__Exercise instructions__
Would you copy out the whole listing exactly as given?

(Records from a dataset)
==============================
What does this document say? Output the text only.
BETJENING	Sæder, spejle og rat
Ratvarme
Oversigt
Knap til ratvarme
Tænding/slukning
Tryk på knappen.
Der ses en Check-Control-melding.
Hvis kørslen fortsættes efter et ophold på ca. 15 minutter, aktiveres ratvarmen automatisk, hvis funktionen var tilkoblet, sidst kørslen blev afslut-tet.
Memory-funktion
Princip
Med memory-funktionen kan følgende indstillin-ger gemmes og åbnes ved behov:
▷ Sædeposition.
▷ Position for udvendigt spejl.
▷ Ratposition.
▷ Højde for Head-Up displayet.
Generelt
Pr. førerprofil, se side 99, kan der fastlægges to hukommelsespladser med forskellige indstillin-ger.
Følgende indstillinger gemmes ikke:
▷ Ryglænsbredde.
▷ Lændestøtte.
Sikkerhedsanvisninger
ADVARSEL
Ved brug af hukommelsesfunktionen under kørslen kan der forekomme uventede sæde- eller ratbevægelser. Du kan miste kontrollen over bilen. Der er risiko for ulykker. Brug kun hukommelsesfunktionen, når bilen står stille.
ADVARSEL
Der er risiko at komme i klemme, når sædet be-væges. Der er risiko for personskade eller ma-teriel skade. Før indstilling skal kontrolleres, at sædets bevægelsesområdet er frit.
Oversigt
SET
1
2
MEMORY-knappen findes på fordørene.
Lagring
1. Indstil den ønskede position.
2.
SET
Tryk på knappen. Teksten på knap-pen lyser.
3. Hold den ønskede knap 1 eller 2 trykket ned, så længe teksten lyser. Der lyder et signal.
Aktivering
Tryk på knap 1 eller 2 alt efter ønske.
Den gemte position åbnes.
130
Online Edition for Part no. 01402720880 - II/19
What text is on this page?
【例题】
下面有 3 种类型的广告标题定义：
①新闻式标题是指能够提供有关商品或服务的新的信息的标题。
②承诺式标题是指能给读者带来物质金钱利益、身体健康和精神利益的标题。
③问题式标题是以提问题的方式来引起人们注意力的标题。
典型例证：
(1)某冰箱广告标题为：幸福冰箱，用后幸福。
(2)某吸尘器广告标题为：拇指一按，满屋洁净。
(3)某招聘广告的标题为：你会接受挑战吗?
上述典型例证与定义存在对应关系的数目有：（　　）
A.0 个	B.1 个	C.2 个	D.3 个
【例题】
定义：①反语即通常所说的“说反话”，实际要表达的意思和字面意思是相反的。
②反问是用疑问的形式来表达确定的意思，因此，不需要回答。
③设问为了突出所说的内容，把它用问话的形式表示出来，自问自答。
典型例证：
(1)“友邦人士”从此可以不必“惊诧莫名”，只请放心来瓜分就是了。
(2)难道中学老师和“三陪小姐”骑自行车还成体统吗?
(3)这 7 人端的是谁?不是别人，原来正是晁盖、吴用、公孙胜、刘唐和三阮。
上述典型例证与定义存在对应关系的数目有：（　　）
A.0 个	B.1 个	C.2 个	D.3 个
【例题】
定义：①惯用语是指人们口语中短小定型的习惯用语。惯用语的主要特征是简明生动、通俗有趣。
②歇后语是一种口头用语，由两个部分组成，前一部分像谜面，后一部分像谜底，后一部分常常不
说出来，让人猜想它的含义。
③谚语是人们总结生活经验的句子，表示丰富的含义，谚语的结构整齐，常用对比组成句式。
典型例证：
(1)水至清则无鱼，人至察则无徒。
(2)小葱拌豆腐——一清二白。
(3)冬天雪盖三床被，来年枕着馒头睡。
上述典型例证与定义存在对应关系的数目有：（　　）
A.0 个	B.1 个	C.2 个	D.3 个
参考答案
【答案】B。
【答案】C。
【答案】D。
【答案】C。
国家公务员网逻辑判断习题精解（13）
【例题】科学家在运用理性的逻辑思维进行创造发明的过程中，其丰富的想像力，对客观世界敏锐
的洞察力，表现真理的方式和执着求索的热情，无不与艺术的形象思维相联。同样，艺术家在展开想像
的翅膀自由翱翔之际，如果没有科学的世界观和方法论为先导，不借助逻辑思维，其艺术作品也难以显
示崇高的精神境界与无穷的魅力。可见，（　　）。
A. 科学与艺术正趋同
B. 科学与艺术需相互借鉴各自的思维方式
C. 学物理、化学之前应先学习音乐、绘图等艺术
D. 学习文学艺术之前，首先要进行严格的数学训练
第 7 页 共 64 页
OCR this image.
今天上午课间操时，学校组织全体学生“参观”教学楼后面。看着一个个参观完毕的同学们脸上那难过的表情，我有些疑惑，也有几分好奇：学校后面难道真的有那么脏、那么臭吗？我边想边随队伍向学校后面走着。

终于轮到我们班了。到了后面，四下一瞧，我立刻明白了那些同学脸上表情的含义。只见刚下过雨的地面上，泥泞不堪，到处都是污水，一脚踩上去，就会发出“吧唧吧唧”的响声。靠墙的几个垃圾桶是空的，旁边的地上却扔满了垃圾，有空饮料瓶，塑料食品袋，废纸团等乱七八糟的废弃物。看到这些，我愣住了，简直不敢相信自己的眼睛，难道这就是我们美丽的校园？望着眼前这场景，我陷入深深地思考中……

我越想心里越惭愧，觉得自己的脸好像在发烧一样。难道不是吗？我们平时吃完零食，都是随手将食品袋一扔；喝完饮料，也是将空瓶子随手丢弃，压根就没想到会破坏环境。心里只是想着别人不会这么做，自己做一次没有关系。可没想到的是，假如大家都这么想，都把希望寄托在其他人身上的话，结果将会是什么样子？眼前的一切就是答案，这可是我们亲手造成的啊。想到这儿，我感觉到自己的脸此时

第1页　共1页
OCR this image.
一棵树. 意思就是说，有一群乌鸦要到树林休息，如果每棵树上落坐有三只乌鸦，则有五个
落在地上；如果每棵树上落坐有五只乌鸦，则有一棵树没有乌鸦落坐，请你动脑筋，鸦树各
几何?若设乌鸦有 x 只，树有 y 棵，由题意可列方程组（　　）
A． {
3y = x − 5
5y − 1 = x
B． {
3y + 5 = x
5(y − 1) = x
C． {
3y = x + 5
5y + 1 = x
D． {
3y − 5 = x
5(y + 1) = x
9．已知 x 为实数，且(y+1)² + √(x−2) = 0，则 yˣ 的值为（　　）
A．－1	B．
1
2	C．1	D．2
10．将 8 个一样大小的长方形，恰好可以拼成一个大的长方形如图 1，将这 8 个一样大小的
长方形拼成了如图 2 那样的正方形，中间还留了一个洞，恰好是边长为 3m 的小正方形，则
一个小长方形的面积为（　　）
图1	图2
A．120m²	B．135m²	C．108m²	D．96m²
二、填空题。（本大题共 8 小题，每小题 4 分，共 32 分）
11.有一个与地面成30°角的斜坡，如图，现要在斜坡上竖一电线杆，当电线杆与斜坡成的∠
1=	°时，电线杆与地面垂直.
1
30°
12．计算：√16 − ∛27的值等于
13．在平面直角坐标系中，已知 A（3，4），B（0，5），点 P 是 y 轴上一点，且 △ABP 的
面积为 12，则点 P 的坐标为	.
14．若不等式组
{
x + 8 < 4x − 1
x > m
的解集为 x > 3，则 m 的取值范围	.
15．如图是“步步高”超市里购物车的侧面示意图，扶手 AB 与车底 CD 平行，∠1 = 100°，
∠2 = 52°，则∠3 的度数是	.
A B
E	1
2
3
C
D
==============================
__Written answer__
What does this document say? Output the text only.
BETJENING	Sæder, spejle og rat
Ratvarme
Oversigt
Knap til ratvarme
Tænding/slukning
Tryk på knappen.
Der ses en Check-Control-melding.
Hvis kørslen fortsættes efter et ophold på ca. 15 minutter, aktiveres ratvarmen automatisk, hvis funktionen var tilkoblet, sidst kørslen blev afslut-tet.
Memory-funktion
Princip
Med memory-funktionen kan følgende indstillin-ger gemmes og åbnes ved behov:
▷ Sædeposition.
▷ Position for udvendigt spejl.
▷ Ratposition.
▷ Højde for Head-Up displayet.
Generelt
Pr. førerprofil, se side 99, kan der fastlægges to hukommelsespladser med forskellige indstillin-ger.
Følgende indstillinger gemmes ikke:
▷ Ryglænsbredde.
▷ Lændestøtte.
Sikkerhedsanvisninger
ADVARSEL
Ved brug af hukommelsesfunktionen under kørslen kan der forekomme uventede sæde- eller ratbevægelser. Du kan miste kontrollen over bilen. Der er risiko for ulykker. Brug kun hukommelsesfunktionen, når bilen står stille.
ADVARSEL
Der er risiko at komme i klemme, når sædet be-væges. Der er risiko for personskade eller ma-teriel skade. Før indstilling skal kontrolleres, at sædets bevægelsesområdet er frit.
Oversigt
SET
1
2
MEMORY-knappen findes på fordørene.
Lagring
1. Indstil den ønskede position.
2.
SET
Tryk på knappen. Teksten på knap-pen lyser.
3. Hold den ønskede knap 1 eller 2 trykket ned, så længe teksten lyser. Der lyder et signal.
Aktivering
Tryk på knap 1 eller 2 alt efter ønske.
Den gemte position åbnes.
130
Online Edition for Part no. 01402720880 - II/19
What text is on this page?
【例题】
下面有 3 种类型的广告标题定义：
①新闻式标题是指能够提供有关商品或服务的新的信息的标题。
②承诺式标题是指能给读者带来物质金钱利益、身体健康和精神利益的标题。
③问题式标题是以提问题的方式来引起人们注意力的标题。
典型例证：
(1)某冰箱广告标题为：幸福冰箱，用后幸福。
(2)某吸尘器广告标题为：拇指一按，满屋洁净。
(3)某招聘广告的标题为：你会接受挑战吗?
上述典型例证与定义存在对应关系的数目有：（　　）
A.0 个	B.1 个	C.2 个	D.3 个
【例题】
定义：①反语即通常所说的“说反话”，实际要表达的意思和字面意思是相反的。
②反问是用疑问的形式来表达确定的意思，因此，不需要回答。
③设问为了突出所说的内容，把它用问话的形式表示出来，自问自答。
典型例证：
(1)“友邦人士”从此可以不必“惊诧莫名”，只请放心来瓜分就是了。
(2)难道中学老师和“三陪小姐”骑自行车还成体统吗?
(3)这 7 人端的是谁?不是别人，原来正是晁盖、吴用、公孙胜、刘唐和三阮。
上述典型例证与定义存在对应关系的数目有：（　　）
A.0 个	B.1 个	C.2 个	D.3 个
【例题】
定义：①惯用语是指人们口语中短小定型的习惯用语。惯用语的主要特征是简明生动、通俗有趣。
②歇后语是一种口头用语，由两个部分组成，前一部分像谜面，后一部分像谜底，后一部分常常不
说出来，让人猜想它的含义。
③谚语是人们总结生活经验的句子，表示丰富的含义，谚语的结构整齐，常用对比组成句式。
典型例证：
(1)水至清则无鱼，人至察则无徒。
(2)小葱拌豆腐——一清二白。
(3)冬天雪盖三床被，来年枕着馒头睡。
上述典型例证与定义存在对应关系的数目有：（　　）
A.0 个	B.1 个	C.2 个	D.3 个
参考答案
【答案】B。
【答案】C。
【答案】D。
【答案】C。
国家公务员网逻辑判断习题精解（13）
【例题】科学家在运用理性的逻辑思维进行创造发明的过程中，其丰富的想像力，对客观世界敏锐
的洞察力，表现真理的方式和执着求索的热情，无不与艺术的形象思维相联。同样，艺术家在展开想像
的翅膀自由翱翔之际，如果没有科学的世界观和方法论为先导，不借助逻辑思维，其艺术作品也难以显
示崇高的精神境界与无穷的魅力。可见，（　　）。
A. 科学与艺术正趋同
B. 科学与艺术需相互借鉴各自的思维方式
C. 学物理、化学之前应先学习音乐、绘图等艺术
D. 学习文学艺术之前，首先要进行严格的数学训练
第 7 页 共 64 页
OCR this image.
今天上午课间操时，学校组织全体学生“参观”教学楼后面。看着一个个参观完毕的同学们脸上那难过的表情，我有些疑惑，也有几分好奇：学校后面难道真的有那么脏、那么臭吗？我边想边随队伍向学校后面走着。

终于轮到我们班了。到了后面，四下一瞧，我立刻明白了那些同学脸上表情的含义。只见刚下过雨的地面上，泥泞不堪，到处都是污水，一脚踩上去，就会发出“吧唧吧唧”的响声。靠墙的几个垃圾桶是空的，旁边的地上却扔满了垃圾，有空饮料瓶，塑料食品袋，废纸团等乱七八糟的废弃物。看到这些，我愣住了，简直不敢相信自己的眼睛，难道这就是我们美丽的校园？望着眼前这场景，我陷入深深地思考中……

我越想心里越惭愧，觉得自己的脸好像在发烧一样。难道不是吗？我们平时吃完零食，都是随手将食品袋一扔；喝完饮料，也是将空瓶子随手丢弃，压根就没想到会破坏环境。心里只是想着别人不会这么做，自己做一次没有关系。可没想到的是，假如大家都这么想，都把希望寄托在其他人身上的话，结果将会是什么样子？眼前的一切就是答案，这可是我们亲手造成的啊。想到这儿，我感觉到自己的脸此时

第1页　共1页
OCR this image.
一棵树. 意思就是说，有一群乌鸦要到树林休息，如果每棵树上落坐有三只乌鸦，则有五个
落在地上；如果每棵树上落坐有五只乌鸦，则有一棵树没有乌鸦落坐，请你动脑筋，鸦树各
几何?若设乌鸦有 x 只，树有 y 棵，由题意可列方程组（　　）
A． {
3y = x − 5
5y − 1 = x
B． {
3y + 5 = x
5(y − 1) = x
C． {
3y = x + 5
5y + 1 = x
D． {
3y − 5 = x
5(y + 1) = x
9．已知 x 为实数，且(y+1)² + √(x−2) = 0，则 yˣ 的值为（　　）
A．－1	B．
1
2	C．1	D．2
10．将 8 个一样大小的长方形，恰好可以拼成一个大的长方形如图 1，将这 8 个一样大小的
长方形拼成了如图 2 那样的正方形，中间还留了一个洞，恰好是边长为 3m 的小正方形，则
一个小长方形的面积为（　　）
图1	图2
A．120m²	B．135m²	C．108m²	D．96m²
二、填空题。（本大题共 8 小题，每小题 4 分，共 32 分）
11.有一个与地面成30°角的斜坡，如图，现要在斜坡上竖一电线杆，当电线杆与斜坡成的∠
1=	°时，电线杆与地面垂直.
1
30°
12．计算：√16 − ∛27的值等于
13．在平面直角坐标系中，已知 A（3，4），B（0，5），点 P 是 y 轴上一点，且 △ABP 的
面积为 12，则点 P 的坐标为	.
14．若不等式组
{
x + 8 < 4x − 1
x > m
的解集为 x > 3，则 m 的取值范围	.
15．如图是“步步高”超市里购物车的侧面示意图，扶手 AB 与车底 CD 平行，∠1 = 100°，
∠2 = 52°，则∠3 的度数是	.
A B
E	1
2
3
C
D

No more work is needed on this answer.